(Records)
• • • •
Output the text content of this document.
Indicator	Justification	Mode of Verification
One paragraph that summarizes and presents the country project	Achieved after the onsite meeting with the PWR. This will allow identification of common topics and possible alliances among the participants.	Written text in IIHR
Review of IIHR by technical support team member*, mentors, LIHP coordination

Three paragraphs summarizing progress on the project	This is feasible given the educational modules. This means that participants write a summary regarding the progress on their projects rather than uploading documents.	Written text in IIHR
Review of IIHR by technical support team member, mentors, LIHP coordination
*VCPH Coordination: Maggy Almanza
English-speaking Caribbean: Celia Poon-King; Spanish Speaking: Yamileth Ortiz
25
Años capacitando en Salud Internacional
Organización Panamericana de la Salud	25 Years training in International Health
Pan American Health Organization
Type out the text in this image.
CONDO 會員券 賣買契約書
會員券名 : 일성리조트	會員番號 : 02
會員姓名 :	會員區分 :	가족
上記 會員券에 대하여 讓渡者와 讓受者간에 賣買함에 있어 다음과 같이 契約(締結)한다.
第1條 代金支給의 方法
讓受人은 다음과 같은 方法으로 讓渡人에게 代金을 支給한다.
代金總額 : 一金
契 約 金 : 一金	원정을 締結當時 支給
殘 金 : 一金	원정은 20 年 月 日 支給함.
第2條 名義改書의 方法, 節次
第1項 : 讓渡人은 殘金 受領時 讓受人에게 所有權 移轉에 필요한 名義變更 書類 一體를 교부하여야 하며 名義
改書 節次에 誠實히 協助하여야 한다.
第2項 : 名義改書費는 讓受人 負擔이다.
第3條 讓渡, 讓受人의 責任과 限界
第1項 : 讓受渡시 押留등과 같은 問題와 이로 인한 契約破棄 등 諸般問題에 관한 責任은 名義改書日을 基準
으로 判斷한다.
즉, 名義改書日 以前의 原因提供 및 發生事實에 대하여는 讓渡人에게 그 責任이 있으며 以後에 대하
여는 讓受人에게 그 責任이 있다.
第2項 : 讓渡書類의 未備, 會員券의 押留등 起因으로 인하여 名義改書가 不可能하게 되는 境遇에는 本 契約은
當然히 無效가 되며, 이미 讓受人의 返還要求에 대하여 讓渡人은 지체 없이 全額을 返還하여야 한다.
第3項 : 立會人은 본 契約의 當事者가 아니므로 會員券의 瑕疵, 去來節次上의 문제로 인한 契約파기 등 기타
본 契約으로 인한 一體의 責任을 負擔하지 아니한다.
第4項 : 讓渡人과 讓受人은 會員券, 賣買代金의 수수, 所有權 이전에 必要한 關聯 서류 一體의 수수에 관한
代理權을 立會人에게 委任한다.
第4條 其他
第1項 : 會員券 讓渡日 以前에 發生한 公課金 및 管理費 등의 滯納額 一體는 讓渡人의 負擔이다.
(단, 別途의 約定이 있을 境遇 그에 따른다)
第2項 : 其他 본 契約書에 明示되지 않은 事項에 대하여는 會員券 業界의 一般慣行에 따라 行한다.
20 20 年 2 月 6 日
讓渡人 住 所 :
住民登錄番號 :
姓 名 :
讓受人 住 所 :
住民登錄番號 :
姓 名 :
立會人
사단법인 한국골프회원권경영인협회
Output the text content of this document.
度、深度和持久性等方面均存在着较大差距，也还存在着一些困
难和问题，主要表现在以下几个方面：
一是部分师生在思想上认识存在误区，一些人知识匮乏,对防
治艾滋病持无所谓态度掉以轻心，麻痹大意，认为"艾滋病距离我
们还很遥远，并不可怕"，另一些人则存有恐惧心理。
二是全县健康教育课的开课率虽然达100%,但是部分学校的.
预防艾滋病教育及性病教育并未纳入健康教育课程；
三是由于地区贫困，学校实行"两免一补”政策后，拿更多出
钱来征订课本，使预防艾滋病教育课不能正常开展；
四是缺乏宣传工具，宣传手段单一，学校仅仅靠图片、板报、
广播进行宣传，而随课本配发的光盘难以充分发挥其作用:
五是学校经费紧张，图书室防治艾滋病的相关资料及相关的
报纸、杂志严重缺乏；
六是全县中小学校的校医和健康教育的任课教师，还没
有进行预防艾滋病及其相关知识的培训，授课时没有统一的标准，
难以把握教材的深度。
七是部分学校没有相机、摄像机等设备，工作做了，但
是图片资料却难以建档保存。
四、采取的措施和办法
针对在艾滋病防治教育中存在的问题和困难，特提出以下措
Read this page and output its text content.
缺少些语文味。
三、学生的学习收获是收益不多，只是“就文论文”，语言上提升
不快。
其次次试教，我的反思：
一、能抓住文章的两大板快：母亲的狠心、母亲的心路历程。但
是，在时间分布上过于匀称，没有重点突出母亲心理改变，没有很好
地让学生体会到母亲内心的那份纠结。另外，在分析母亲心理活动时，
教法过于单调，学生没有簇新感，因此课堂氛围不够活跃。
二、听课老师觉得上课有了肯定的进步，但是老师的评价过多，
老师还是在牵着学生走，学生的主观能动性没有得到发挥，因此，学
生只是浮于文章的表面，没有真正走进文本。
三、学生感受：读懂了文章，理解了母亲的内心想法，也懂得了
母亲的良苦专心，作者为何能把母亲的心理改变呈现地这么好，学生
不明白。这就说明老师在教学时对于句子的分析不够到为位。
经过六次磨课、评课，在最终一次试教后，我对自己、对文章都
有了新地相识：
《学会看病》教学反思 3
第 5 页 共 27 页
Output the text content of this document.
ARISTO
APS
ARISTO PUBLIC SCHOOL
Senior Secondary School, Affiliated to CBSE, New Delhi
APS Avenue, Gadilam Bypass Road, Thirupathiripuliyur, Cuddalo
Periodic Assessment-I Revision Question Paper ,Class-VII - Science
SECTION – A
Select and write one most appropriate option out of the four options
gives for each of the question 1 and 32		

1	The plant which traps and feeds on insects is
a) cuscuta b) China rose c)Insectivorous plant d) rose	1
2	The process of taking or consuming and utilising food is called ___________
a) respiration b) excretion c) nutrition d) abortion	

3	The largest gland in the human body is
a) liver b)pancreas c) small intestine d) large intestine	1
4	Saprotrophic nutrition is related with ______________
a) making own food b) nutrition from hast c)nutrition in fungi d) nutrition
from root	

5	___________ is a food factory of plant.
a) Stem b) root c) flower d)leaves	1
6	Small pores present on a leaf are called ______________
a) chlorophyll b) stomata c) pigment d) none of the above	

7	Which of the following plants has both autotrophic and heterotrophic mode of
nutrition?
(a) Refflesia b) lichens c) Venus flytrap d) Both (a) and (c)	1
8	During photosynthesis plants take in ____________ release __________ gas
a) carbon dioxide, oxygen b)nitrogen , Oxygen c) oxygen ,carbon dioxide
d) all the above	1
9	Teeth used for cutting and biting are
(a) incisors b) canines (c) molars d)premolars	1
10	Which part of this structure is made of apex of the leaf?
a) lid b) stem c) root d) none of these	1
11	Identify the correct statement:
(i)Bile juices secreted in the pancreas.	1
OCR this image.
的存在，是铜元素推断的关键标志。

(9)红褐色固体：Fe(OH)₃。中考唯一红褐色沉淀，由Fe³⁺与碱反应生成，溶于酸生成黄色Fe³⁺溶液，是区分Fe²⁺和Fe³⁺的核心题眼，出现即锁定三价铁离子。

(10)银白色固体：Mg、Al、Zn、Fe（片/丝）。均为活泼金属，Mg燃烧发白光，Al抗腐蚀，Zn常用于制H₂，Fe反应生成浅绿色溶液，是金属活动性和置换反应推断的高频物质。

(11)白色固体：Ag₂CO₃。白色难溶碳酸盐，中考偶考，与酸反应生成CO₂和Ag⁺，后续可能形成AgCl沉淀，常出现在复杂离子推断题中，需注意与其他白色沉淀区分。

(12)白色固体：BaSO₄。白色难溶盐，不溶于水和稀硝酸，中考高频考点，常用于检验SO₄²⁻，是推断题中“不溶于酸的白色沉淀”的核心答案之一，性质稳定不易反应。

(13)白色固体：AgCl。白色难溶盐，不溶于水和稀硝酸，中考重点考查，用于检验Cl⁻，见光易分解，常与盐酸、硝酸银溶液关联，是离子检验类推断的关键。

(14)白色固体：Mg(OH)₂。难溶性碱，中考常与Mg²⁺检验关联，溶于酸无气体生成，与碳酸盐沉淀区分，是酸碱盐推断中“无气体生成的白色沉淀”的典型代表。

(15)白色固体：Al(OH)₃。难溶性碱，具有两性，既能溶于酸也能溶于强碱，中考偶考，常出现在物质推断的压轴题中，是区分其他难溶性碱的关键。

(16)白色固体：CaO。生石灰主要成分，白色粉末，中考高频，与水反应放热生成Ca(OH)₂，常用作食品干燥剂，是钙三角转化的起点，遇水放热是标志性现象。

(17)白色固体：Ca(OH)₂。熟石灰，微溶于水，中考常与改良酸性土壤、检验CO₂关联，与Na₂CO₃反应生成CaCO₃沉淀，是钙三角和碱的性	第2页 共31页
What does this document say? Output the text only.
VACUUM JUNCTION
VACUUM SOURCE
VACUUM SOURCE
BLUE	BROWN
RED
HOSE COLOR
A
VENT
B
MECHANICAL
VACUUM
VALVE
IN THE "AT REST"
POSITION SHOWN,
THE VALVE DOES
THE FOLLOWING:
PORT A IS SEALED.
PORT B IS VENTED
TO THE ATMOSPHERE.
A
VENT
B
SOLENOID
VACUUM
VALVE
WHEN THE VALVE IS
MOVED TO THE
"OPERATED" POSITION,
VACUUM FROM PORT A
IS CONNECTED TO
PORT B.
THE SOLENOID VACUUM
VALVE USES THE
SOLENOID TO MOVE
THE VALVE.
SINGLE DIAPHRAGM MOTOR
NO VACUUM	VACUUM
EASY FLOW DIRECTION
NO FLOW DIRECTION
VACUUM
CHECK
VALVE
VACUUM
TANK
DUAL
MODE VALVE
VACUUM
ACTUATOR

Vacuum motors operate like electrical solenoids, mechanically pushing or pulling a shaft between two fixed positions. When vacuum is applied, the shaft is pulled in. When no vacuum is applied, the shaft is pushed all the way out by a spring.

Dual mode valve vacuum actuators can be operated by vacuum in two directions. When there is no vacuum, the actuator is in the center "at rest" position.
• • • •
(WHAT YOU SHOULD DO): Reproduce the lines from the one containing "What does this" to the end of the entries, keeping both ends and adding nothing.

(EXERCISE ANSWER):
What does this document say? Output the text only.
VACUUM JUNCTION
VACUUM SOURCE
VACUUM SOURCE
BLUE	BROWN
RED
HOSE COLOR
A
VENT
B
MECHANICAL
VACUUM
VALVE
IN THE "AT REST"
POSITION SHOWN,
THE VALVE DOES
THE FOLLOWING:
PORT A IS SEALED.
PORT B IS VENTED
TO THE ATMOSPHERE.
A
VENT
B
SOLENOID
VACUUM
VALVE
WHEN THE VALVE IS
MOVED TO THE
"OPERATED" POSITION,
VACUUM FROM PORT A
IS CONNECTED TO
PORT B.
THE SOLENOID VACUUM
VALVE USES THE
SOLENOID TO MOVE
THE VALVE.
SINGLE DIAPHRAGM MOTOR
NO VACUUM	VACUUM
EASY FLOW DIRECTION
NO FLOW DIRECTION
VACUUM
CHECK
VALVE
VACUUM
TANK
DUAL
MODE VALVE
VACUUM
ACTUATOR

Vacuum motors operate like electrical solenoids, mechanically pushing or pulling a shaft between two fixed positions. When vacuum is applied, the shaft is pulled in. When no vacuum is applied, the shaft is pushed all the way out by a spring.

Dual mode valve vacuum actuators can be operated by vacuum in two directions. When there is no vacuum, the actuator is in the center "at rest" position.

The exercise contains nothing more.